BEGIN Extracted material
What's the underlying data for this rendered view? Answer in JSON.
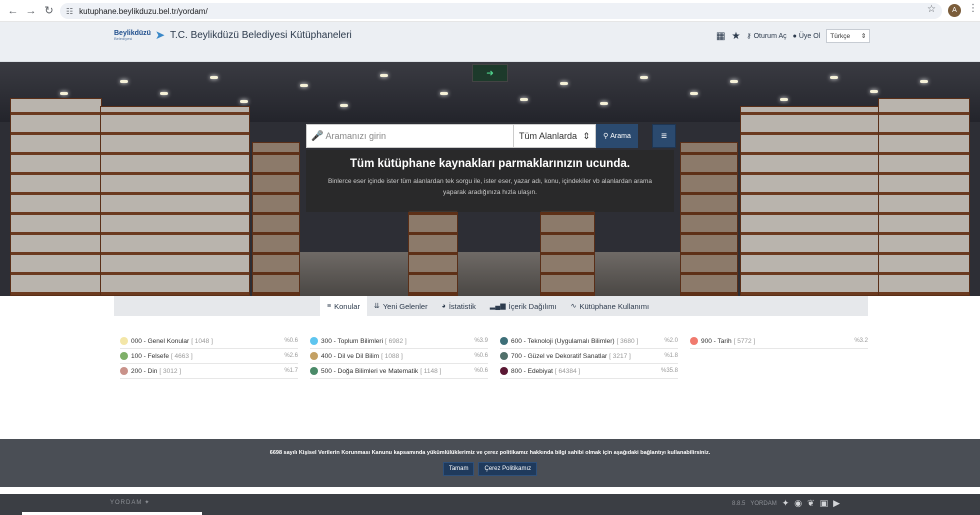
{
  "browser": {
    "url": "kutuphane.beylikduzu.bel.tr/yordam/",
    "profile_initial": "A"
  },
  "header": {
    "logo_brand": "Beylikdüzü",
    "logo_sub": "Belediyesi",
    "title": "T.C. Beylikdüzü Belediyesi Kütüphaneleri",
    "login_label": "Oturum Aç",
    "member_label": "Üye Ol",
    "language": "Türkçe"
  },
  "search": {
    "placeholder": "Aramanızı girin",
    "scope": "Tüm Alanlarda",
    "button_label": "Arama",
    "tagline": "Tüm kütüphane kaynakları parmaklarınızın ucunda.",
    "description": "Binlerce eser içinde ister tüm alanlardan tek sorgu ile, ister eser, yazar adı, konu, içindekiler vb alanlardan arama yaparak aradığınıza hızla ulaşın."
  },
  "tabs": [
    {
      "label": "Konular",
      "icon": "list-icon",
      "active": true
    },
    {
      "label": "Yeni Gelenler",
      "icon": "chevrons-down-icon",
      "active": false
    },
    {
      "label": "İstatistik",
      "icon": "pie-chart-icon",
      "active": false
    },
    {
      "label": "İçerik Dağılımı",
      "icon": "signal-bars-icon",
      "active": false
    },
    {
      "label": "Kütüphane Kullanımı",
      "icon": "line-chart-icon",
      "active": false
    }
  ],
  "categories": [
    [
      {
        "name": "000 - Genel Konular",
        "count": "[ 1048 ]",
        "percent": "%0.6",
        "color": "#f3e6a8"
      },
      {
        "name": "100 - Felsefe",
        "count": "[ 4663 ]",
        "percent": "%2.6",
        "color": "#7fb069"
      },
      {
        "name": "200 - Din",
        "count": "[ 3012 ]",
        "percent": "%1.7",
        "color": "#c9928a"
      }
    ],
    [
      {
        "name": "300 - Toplum Bilimleri",
        "count": "[ 6982 ]",
        "percent": "%3.9",
        "color": "#5ec5ef"
      },
      {
        "name": "400 - Dil ve Dil Bilim",
        "count": "[ 1088 ]",
        "percent": "%0.6",
        "color": "#c4a164"
      },
      {
        "name": "500 - Doğa Bilimleri ve Matematik",
        "count": "[ 1148 ]",
        "percent": "%0.6",
        "color": "#4a8a68"
      }
    ],
    [
      {
        "name": "600 - Teknoloji (Uygulamalı Bilimler)",
        "count": "[ 3680 ]",
        "percent": "%2.0",
        "color": "#3d6f78"
      },
      {
        "name": "700 - Güzel ve Dekoratif Sanatlar",
        "count": "[ 3217 ]",
        "percent": "%1.8",
        "color": "#50706a"
      },
      {
        "name": "800 - Edebiyat",
        "count": "[ 64384 ]",
        "percent": "%35.8",
        "color": "#5a1733"
      }
    ],
    [
      {
        "name": "900 - Tarih",
        "count": "[ 5772 ]",
        "percent": "%3.2",
        "color": "#f07a6e"
      }
    ]
  ],
  "cookie": {
    "text": "6698 sayılı Kişisel Verilerin Korunması Kanunu kapsamında yükümlülüklerimiz ve çerez politikamız hakkında bilgi sahibi olmak için aşağıdaki bağlantıyı kullanabilirsiniz.",
    "ok_label": "Tamam",
    "policy_label": "Çerez Politikamız"
  },
  "footer": {
    "brand": "YORDAM",
    "version": "8.8.5",
    "brand_right": "YORDAM"
  }
}
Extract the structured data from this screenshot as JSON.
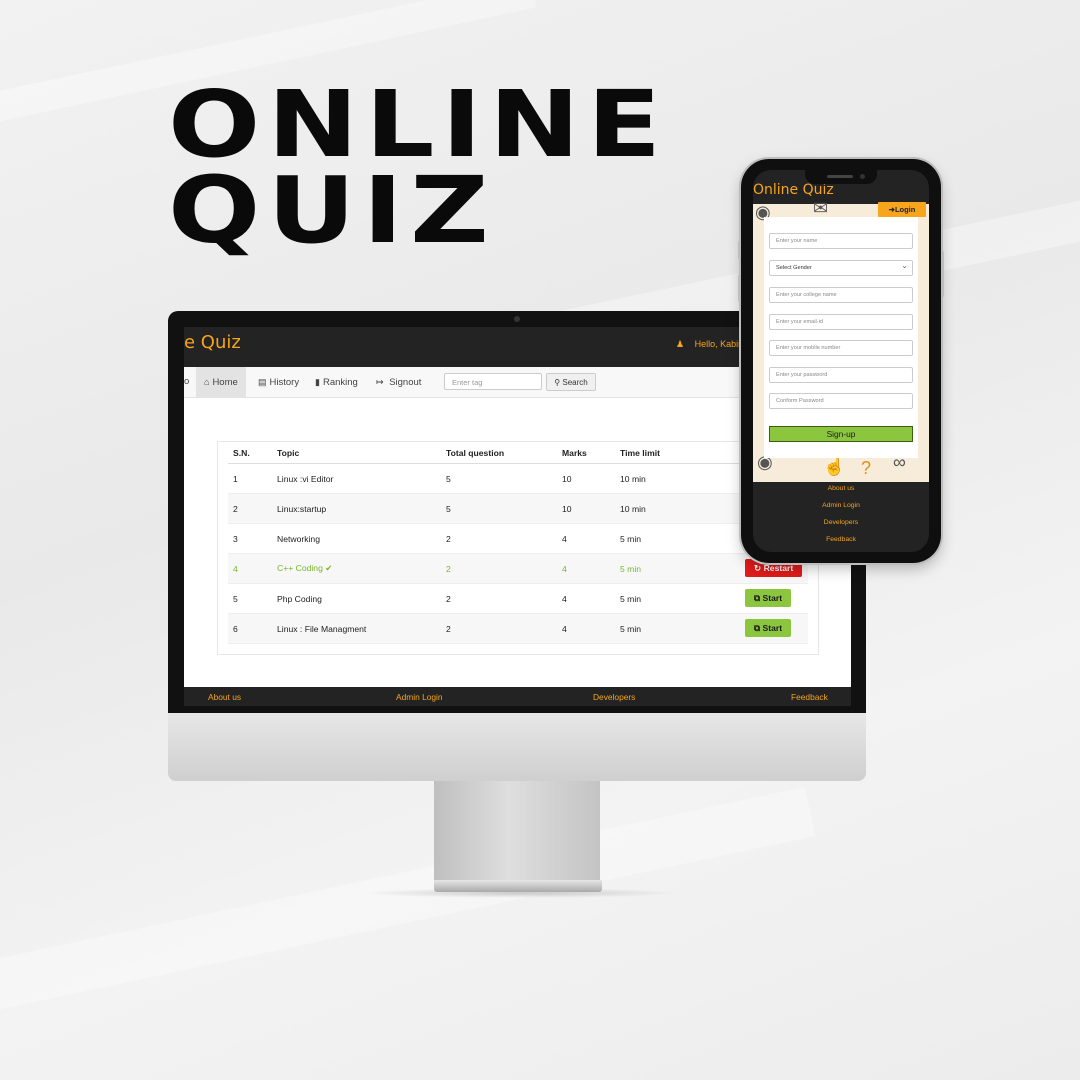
{
  "headline": {
    "line1": "ONLINE",
    "line2": "QUIZ"
  },
  "colors": {
    "accent": "#f6a51c",
    "dark": "#232323",
    "success": "#8cc63f",
    "danger": "#e21b1b"
  },
  "desktop": {
    "brand": "e Quiz",
    "greeting": "Hello,",
    "user": "Kabin",
    "nav": {
      "prev": "o",
      "home": "Home",
      "history": "History",
      "ranking": "Ranking",
      "signout": "Signout"
    },
    "search": {
      "placeholder": "Enter tag",
      "button": "Search"
    },
    "table": {
      "headers": [
        "S.N.",
        "Topic",
        "Total question",
        "Marks",
        "Time limit"
      ],
      "rows": [
        {
          "sn": "1",
          "topic": "Linux :vi Editor",
          "total": "5",
          "marks": "10",
          "time": "10 min",
          "action": ""
        },
        {
          "sn": "2",
          "topic": "Linux:startup",
          "total": "5",
          "marks": "10",
          "time": "10 min",
          "action": ""
        },
        {
          "sn": "3",
          "topic": "Networking",
          "total": "2",
          "marks": "4",
          "time": "5 min",
          "action": ""
        },
        {
          "sn": "4",
          "topic": "C++ Coding",
          "total": "2",
          "marks": "4",
          "time": "5 min",
          "action": "Restart"
        },
        {
          "sn": "5",
          "topic": "Php Coding",
          "total": "2",
          "marks": "4",
          "time": "5 min",
          "action": "Start"
        },
        {
          "sn": "6",
          "topic": "Linux : File Managment",
          "total": "2",
          "marks": "4",
          "time": "5 min",
          "action": "Start"
        }
      ]
    },
    "footer": [
      "About us",
      "Admin Login",
      "Developers",
      "Feedback"
    ]
  },
  "mobile": {
    "brand": "Online Quiz",
    "login": "Login",
    "fields": {
      "name": "Enter your name",
      "gender": "Select Gender",
      "college": "Enter your college name",
      "email": "Enter your email-id",
      "mobile": "Enter your mobile number",
      "password": "Enter your password",
      "confirm": "Conform Password"
    },
    "signup": "Sign-up",
    "footer": [
      "About us",
      "Admin Login",
      "Developers",
      "Feedback"
    ]
  }
}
END Extracted material
§ **Work to complete**
Tally the lines above containing "Beylikdüzü". Answer with the count only.

§ **Exercise output**
2